Directions
Locate each line holding the string "color" and copy it.

Record extracts
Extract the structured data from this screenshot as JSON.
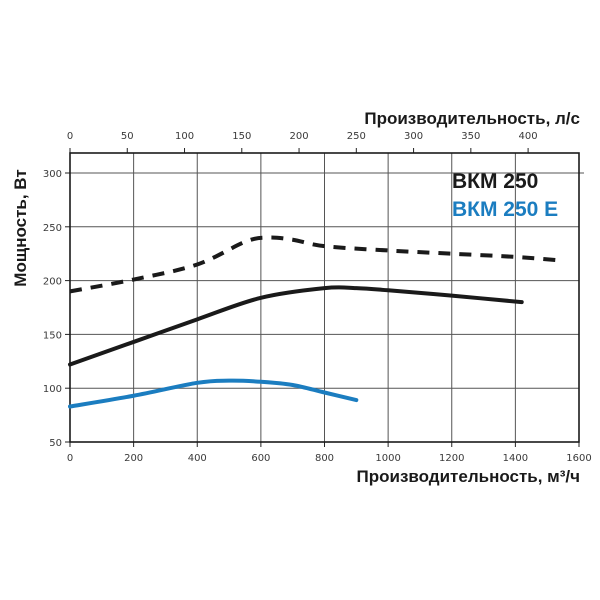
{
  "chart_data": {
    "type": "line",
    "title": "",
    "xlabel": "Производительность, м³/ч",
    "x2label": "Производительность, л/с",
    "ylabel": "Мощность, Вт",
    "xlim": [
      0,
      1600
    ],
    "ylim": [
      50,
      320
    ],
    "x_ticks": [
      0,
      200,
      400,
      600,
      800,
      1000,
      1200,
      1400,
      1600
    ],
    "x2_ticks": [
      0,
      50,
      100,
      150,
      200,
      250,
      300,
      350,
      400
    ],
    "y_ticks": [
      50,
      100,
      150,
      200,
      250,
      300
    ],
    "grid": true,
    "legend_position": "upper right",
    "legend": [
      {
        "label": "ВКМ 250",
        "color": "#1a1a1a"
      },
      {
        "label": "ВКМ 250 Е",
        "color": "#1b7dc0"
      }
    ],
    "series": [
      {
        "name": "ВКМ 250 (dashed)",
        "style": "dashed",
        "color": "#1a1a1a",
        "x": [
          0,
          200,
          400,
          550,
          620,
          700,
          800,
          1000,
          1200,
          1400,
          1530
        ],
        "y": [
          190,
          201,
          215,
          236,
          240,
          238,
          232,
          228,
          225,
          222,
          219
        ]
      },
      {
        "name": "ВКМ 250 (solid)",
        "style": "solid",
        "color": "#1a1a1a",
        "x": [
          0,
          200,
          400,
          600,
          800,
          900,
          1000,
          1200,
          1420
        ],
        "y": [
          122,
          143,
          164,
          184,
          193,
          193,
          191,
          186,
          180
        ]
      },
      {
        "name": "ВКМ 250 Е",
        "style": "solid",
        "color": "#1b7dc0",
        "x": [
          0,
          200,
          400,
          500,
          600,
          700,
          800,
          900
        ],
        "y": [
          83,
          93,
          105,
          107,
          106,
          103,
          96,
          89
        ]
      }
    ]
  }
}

Result of the exercise
        "color": "#1a1a1a"
        "color": "#1b7dc0"
        "color": "#1a1a1a",
        "color": "#1a1a1a",
        "color": "#1b7dc0",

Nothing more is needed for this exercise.